━━ Information given ━━
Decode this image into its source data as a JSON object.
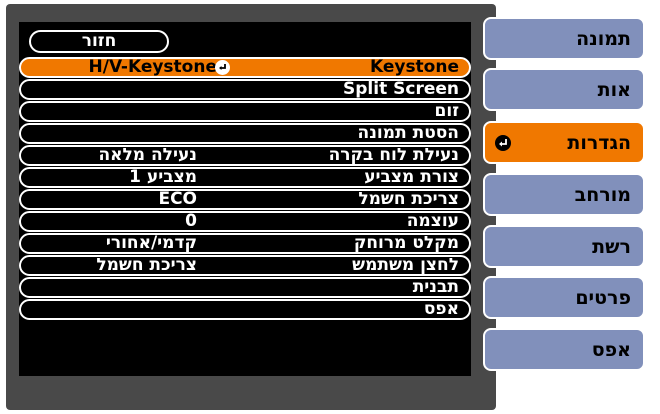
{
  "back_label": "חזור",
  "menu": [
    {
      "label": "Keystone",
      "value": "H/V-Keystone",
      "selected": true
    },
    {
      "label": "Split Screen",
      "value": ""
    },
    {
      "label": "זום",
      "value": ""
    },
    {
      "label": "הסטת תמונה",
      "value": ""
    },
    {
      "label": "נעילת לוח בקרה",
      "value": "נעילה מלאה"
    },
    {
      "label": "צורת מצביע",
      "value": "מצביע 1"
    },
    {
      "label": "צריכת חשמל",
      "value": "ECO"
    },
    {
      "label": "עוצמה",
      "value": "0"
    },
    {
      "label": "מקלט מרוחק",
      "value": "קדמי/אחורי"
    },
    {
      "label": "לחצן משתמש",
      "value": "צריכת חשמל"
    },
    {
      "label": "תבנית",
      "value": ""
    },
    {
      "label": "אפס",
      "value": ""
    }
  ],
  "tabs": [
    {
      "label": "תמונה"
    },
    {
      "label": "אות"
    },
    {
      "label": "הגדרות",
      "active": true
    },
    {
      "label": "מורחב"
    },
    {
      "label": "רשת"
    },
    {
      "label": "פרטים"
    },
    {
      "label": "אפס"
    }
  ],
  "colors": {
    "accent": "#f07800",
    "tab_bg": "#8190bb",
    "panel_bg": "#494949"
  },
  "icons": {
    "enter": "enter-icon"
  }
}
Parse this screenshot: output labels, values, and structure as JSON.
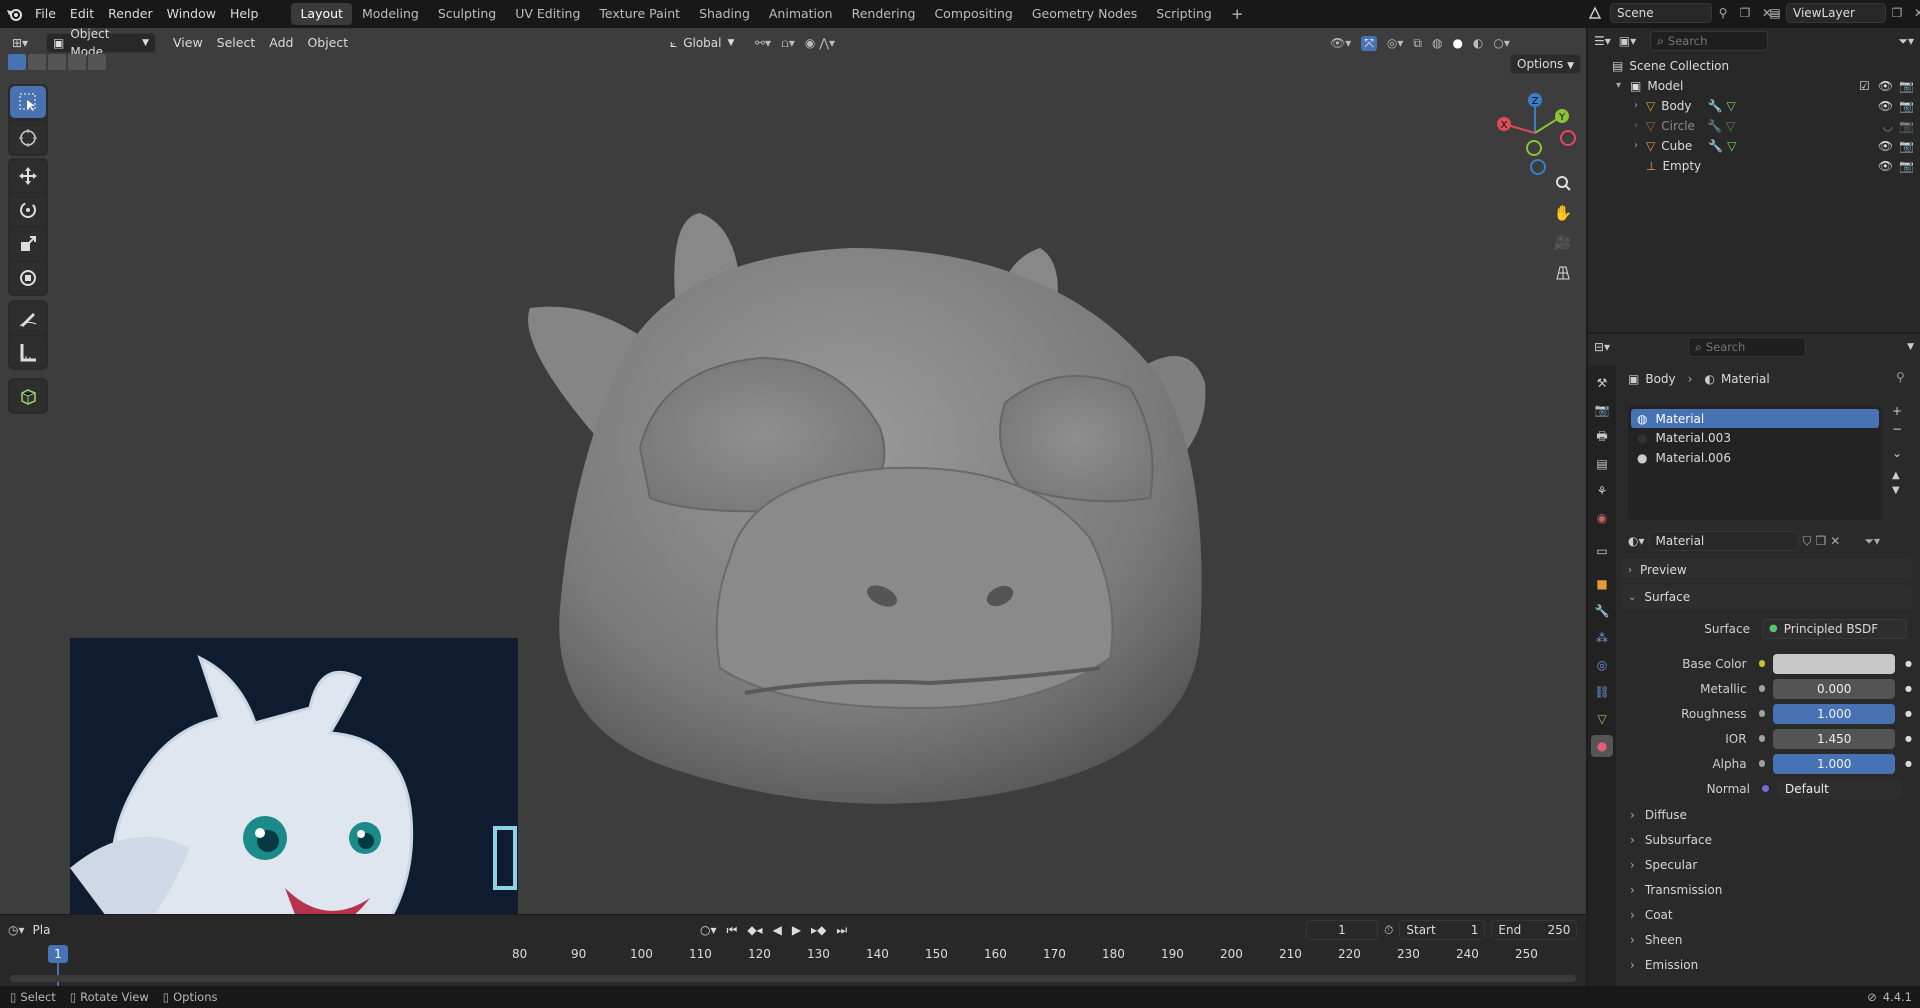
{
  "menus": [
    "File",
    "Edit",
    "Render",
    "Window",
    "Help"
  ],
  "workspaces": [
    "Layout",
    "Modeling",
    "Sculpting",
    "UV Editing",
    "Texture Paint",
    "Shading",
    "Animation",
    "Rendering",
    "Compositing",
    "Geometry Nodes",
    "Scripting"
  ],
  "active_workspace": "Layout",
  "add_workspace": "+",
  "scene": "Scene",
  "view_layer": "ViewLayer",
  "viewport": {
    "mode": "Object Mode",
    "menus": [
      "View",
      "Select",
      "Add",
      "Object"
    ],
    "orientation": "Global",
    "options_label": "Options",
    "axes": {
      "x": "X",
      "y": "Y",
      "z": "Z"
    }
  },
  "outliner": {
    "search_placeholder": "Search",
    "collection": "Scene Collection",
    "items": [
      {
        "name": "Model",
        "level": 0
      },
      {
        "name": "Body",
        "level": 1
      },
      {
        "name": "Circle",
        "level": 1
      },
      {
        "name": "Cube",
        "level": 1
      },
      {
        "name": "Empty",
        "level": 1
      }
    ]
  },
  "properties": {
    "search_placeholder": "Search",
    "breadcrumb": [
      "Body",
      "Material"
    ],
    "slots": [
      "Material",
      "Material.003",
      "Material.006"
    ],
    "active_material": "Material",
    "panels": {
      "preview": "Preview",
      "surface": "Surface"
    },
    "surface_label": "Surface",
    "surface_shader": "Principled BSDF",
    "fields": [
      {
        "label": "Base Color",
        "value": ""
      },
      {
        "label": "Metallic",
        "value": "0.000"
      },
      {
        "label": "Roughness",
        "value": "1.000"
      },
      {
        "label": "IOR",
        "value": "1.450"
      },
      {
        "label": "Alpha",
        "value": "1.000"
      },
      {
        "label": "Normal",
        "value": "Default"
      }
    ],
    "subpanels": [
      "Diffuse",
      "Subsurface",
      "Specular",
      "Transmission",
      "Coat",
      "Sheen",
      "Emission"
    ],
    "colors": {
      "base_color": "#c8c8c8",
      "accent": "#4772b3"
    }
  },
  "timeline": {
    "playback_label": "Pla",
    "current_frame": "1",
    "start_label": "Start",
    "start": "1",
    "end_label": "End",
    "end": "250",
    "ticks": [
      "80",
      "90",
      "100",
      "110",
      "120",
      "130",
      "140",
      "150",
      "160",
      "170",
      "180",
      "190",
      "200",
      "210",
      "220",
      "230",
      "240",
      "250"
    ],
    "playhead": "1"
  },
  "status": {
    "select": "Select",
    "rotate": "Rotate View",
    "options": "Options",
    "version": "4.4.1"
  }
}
━━━
» What you have to do
Repeat each entry precisely as it appears. Leave the pictures out.

» Problem solution
Decode this image into its source data as a JSON object.
{
  "back_label": "חזור",
  "menu": [
    {
      "label": "Keystone",
      "value": "H/V-Keystone",
      "selected": true
    },
    {
      "label": "Split Screen",
      "value": ""
    },
    {
      "label": "זום",
      "value": ""
    },
    {
      "label": "הסטת תמונה",
      "value": ""
    },
    {
      "label": "נעילת לוח בקרה",
      "value": "נעילה מלאה"
    },
    {
      "label": "צורת מצביע",
      "value": "מצביע 1"
    },
    {
      "label": "צריכת חשמל",
      "value": "ECO"
    },
    {
      "label": "עוצמה",
      "value": "0"
    },
    {
      "label": "מקלט מרוחק",
      "value": "קדמי/אחורי"
    },
    {
      "label": "לחצן משתמש",
      "value": "צריכת חשמל"
    },
    {
      "label": "תבנית",
      "value": ""
    },
    {
      "label": "אפס",
      "value": ""
    }
  ],
  "tabs": [
    {
      "label": "תמונה"
    },
    {
      "label": "אות"
    },
    {
      "label": "הגדרות",
      "active": true
    },
    {
      "label": "מורחב"
    },
    {
      "label": "רשת"
    },
    {
      "label": "פרטים"
    },
    {
      "label": "אפס"
    }
  ],
  "colors": {
    "accent": "#f07800",
    "tab_bg": "#8190bb",
    "panel_bg": "#494949"
  },
  "icons": {
    "enter": "enter-icon"
  }
}
Parse this screenshot: output labels, values, and structure as JSON.
{
  "menus": [
    "File",
    "Edit",
    "Render",
    "Window",
    "Help"
  ],
  "workspaces": [
    "Layout",
    "Modeling",
    "Sculpting",
    "UV Editing",
    "Texture Paint",
    "Shading",
    "Animation",
    "Rendering",
    "Compositing",
    "Geometry Nodes",
    "Scripting"
  ],
  "active_workspace": "Layout",
  "add_workspace": "+",
  "scene": "Scene",
  "view_layer": "ViewLayer",
  "viewport": {
    "mode": "Object Mode",
    "menus": [
      "View",
      "Select",
      "Add",
      "Object"
    ],
    "orientation": "Global",
    "options_label": "Options",
    "axes": {
      "x": "X",
      "y": "Y",
      "z": "Z"
    }
  },
  "outliner": {
    "search_placeholder": "Search",
    "collection": "Scene Collection",
    "items": [
      {
        "name": "Model",
        "level": 0
      },
      {
        "name": "Body",
        "level": 1
      },
      {
        "name": "Circle",
        "level": 1
      },
      {
        "name": "Cube",
        "level": 1
      },
      {
        "name": "Empty",
        "level": 1
      }
    ]
  },
  "properties": {
    "search_placeholder": "Search",
    "breadcrumb": [
      "Body",
      "Material"
    ],
    "slots": [
      "Material",
      "Material.003",
      "Material.006"
    ],
    "active_material": "Material",
    "panels": {
      "preview": "Preview",
      "surface": "Surface"
    },
    "surface_label": "Surface",
    "surface_shader": "Principled BSDF",
    "fields": [
      {
        "label": "Base Color",
        "value": ""
      },
      {
        "label": "Metallic",
        "value": "0.000"
      },
      {
        "label": "Roughness",
        "value": "1.000"
      },
      {
        "label": "IOR",
        "value": "1.450"
      },
      {
        "label": "Alpha",
        "value": "1.000"
      },
      {
        "label": "Normal",
        "value": "Default"
      }
    ],
    "subpanels": [
      "Diffuse",
      "Subsurface",
      "Specular",
      "Transmission",
      "Coat",
      "Sheen",
      "Emission"
    ],
    "colors": {
      "base_color": "#c8c8c8",
      "accent": "#4772b3"
    }
  },
  "timeline": {
    "playback_label": "Pla",
    "current_frame": "1",
    "start_label": "Start",
    "start": "1",
    "end_label": "End",
    "end": "250",
    "ticks": [
      "80",
      "90",
      "100",
      "110",
      "120",
      "130",
      "140",
      "150",
      "160",
      "170",
      "180",
      "190",
      "200",
      "210",
      "220",
      "230",
      "240",
      "250"
    ],
    "playhead": "1"
  },
  "status": {
    "select": "Select",
    "rotate": "Rotate View",
    "options": "Options",
    "version": "4.4.1"
  }
}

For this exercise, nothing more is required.